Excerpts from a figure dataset
* BEGIN *

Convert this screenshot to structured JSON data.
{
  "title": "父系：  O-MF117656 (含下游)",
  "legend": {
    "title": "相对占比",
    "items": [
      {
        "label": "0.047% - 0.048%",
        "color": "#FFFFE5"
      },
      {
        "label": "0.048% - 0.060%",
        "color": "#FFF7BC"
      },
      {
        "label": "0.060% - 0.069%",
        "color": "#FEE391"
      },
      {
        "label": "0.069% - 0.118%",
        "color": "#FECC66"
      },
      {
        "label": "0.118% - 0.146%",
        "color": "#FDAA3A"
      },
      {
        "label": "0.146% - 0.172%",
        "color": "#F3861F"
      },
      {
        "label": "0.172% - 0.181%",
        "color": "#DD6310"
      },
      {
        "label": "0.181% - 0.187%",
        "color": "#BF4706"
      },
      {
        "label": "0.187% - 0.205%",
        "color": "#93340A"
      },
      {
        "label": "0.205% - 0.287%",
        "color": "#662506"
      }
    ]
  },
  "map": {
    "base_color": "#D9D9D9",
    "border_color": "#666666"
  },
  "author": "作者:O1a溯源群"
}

* END *
* BEGIN *

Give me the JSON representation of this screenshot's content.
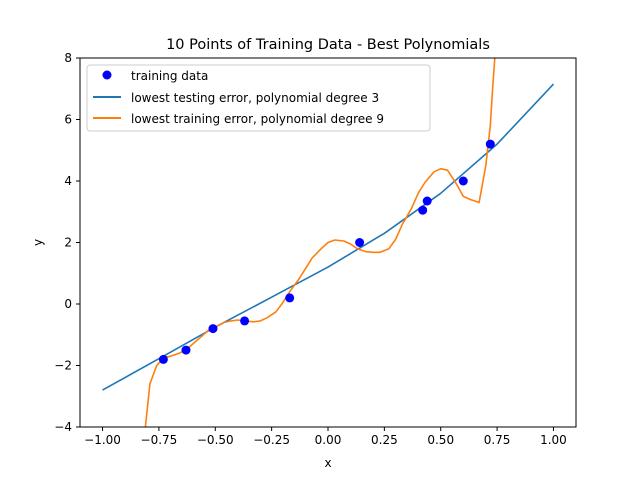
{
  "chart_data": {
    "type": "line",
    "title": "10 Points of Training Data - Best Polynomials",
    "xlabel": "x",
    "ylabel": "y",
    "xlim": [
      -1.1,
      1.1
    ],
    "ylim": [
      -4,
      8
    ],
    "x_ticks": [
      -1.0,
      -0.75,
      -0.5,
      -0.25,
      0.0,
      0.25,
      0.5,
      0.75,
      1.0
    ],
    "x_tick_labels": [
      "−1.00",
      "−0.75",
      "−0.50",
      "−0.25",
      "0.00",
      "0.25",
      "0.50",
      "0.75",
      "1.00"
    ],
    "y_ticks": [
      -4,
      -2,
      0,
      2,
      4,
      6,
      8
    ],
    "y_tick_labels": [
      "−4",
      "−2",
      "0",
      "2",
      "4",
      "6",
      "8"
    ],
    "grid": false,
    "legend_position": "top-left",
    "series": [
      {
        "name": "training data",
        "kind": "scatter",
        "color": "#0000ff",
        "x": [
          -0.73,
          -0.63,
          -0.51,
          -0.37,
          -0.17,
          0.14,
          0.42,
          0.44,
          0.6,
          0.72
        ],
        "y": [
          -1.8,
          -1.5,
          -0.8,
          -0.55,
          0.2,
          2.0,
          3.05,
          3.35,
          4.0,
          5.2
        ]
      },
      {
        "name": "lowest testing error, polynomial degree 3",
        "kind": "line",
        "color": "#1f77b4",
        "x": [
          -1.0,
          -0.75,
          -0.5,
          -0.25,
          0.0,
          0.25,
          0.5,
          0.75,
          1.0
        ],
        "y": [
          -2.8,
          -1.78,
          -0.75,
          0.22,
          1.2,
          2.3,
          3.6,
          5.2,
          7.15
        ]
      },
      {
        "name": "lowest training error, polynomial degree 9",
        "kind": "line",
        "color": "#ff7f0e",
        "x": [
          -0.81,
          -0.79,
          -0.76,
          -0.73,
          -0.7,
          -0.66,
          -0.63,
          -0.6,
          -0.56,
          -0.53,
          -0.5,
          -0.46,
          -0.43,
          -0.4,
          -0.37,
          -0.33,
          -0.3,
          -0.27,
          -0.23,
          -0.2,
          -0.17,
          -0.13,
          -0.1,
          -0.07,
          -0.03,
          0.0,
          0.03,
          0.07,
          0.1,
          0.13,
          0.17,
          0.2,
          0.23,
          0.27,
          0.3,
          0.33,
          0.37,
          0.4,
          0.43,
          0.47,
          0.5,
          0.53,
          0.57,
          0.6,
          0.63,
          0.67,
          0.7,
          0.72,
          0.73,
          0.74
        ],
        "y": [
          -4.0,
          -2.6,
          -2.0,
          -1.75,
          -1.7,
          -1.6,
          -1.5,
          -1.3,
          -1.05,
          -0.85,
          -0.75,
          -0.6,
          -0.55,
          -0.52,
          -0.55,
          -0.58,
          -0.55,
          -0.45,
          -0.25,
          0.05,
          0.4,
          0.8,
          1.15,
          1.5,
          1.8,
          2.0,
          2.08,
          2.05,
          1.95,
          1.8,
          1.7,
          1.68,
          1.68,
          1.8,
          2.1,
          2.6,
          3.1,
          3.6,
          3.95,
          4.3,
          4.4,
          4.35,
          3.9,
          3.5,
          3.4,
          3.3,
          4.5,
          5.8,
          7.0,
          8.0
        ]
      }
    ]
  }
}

* END *

_Short task_
Copy all lines from the data that hold the word "JSON".

_Final answer_
Convert this screenshot to structured JSON data.
Give me the JSON representation of this screenshot's content.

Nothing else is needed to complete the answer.